SHORT TASK: Update the rows below by replacing every "x-tick-label" with "x-axis-label" and keeping everything else the same.

Dataset records
___
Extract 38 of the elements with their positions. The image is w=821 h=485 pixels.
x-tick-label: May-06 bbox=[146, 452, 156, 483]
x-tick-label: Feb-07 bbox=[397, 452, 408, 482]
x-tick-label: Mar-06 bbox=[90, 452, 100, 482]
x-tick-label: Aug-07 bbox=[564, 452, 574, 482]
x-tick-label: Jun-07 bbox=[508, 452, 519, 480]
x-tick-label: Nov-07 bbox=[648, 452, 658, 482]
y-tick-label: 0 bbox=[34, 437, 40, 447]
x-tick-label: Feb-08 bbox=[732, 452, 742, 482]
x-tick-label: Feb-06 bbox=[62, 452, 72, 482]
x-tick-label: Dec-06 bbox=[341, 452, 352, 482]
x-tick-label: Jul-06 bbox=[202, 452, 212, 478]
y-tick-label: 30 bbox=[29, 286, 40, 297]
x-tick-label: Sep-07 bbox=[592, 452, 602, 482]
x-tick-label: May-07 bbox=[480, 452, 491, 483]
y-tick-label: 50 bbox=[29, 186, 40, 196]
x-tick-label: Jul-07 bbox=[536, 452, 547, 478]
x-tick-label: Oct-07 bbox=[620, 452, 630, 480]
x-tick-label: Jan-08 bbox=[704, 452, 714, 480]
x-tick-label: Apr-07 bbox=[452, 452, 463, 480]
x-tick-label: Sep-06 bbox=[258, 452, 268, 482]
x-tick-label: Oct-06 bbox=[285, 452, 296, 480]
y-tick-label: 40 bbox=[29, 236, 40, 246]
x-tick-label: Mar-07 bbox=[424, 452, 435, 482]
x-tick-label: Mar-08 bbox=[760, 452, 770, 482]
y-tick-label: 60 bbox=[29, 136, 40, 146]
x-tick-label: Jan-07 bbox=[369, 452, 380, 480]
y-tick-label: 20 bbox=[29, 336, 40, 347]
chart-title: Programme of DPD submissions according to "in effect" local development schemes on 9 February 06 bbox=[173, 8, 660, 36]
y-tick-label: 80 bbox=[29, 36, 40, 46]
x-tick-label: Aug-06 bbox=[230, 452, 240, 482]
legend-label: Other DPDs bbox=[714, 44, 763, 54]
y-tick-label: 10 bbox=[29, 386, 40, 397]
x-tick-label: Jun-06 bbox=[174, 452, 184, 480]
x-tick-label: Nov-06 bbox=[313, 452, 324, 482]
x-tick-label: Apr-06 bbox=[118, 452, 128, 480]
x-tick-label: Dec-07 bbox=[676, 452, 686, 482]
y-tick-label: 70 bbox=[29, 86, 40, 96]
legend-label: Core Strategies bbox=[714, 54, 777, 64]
___
ANSWER IN FULL:
Extract 38 of the elements with their positions. The image is w=821 h=485 pixels.
x-axis-label: May-06 bbox=[146, 452, 156, 483]
x-axis-label: Feb-07 bbox=[397, 452, 408, 482]
x-axis-label: Mar-06 bbox=[90, 452, 100, 482]
x-axis-label: Aug-07 bbox=[564, 452, 574, 482]
x-axis-label: Jun-07 bbox=[508, 452, 519, 480]
x-axis-label: Nov-07 bbox=[648, 452, 658, 482]
y-tick-label: 0 bbox=[34, 437, 40, 447]
x-axis-label: Feb-08 bbox=[732, 452, 742, 482]
x-axis-label: Feb-06 bbox=[62, 452, 72, 482]
x-axis-label: Dec-06 bbox=[341, 452, 352, 482]
x-axis-label: Jul-06 bbox=[202, 452, 212, 478]
y-tick-label: 30 bbox=[29, 286, 40, 297]
x-axis-label: Sep-07 bbox=[592, 452, 602, 482]
x-axis-label: May-07 bbox=[480, 452, 491, 483]
y-tick-label: 50 bbox=[29, 186, 40, 196]
x-axis-label: Jul-07 bbox=[536, 452, 547, 478]
x-axis-label: Oct-07 bbox=[620, 452, 630, 480]
x-axis-label: Jan-08 bbox=[704, 452, 714, 480]
x-axis-label: Apr-07 bbox=[452, 452, 463, 480]
x-axis-label: Sep-06 bbox=[258, 452, 268, 482]
x-axis-label: Oct-06 bbox=[285, 452, 296, 480]
y-tick-label: 40 bbox=[29, 236, 40, 246]
x-axis-label: Mar-07 bbox=[424, 452, 435, 482]
x-axis-label: Mar-08 bbox=[760, 452, 770, 482]
y-tick-label: 60 bbox=[29, 136, 40, 146]
x-axis-label: Jan-07 bbox=[369, 452, 380, 480]
y-tick-label: 20 bbox=[29, 336, 40, 347]
chart-title: Programme of DPD submissions according to "in effect" local development schemes on 9 February 06 bbox=[173, 8, 660, 36]
y-tick-label: 80 bbox=[29, 36, 40, 46]
x-axis-label: Aug-06 bbox=[230, 452, 240, 482]
legend-label: Other DPDs bbox=[714, 44, 763, 54]
y-tick-label: 10 bbox=[29, 386, 40, 397]
x-axis-label: Jun-06 bbox=[174, 452, 184, 480]
x-axis-label: Nov-06 bbox=[313, 452, 324, 482]
x-axis-label: Apr-06 bbox=[118, 452, 128, 480]
x-axis-label: Dec-07 bbox=[676, 452, 686, 482]
y-tick-label: 70 bbox=[29, 86, 40, 96]
legend-label: Core Strategies bbox=[714, 54, 777, 64]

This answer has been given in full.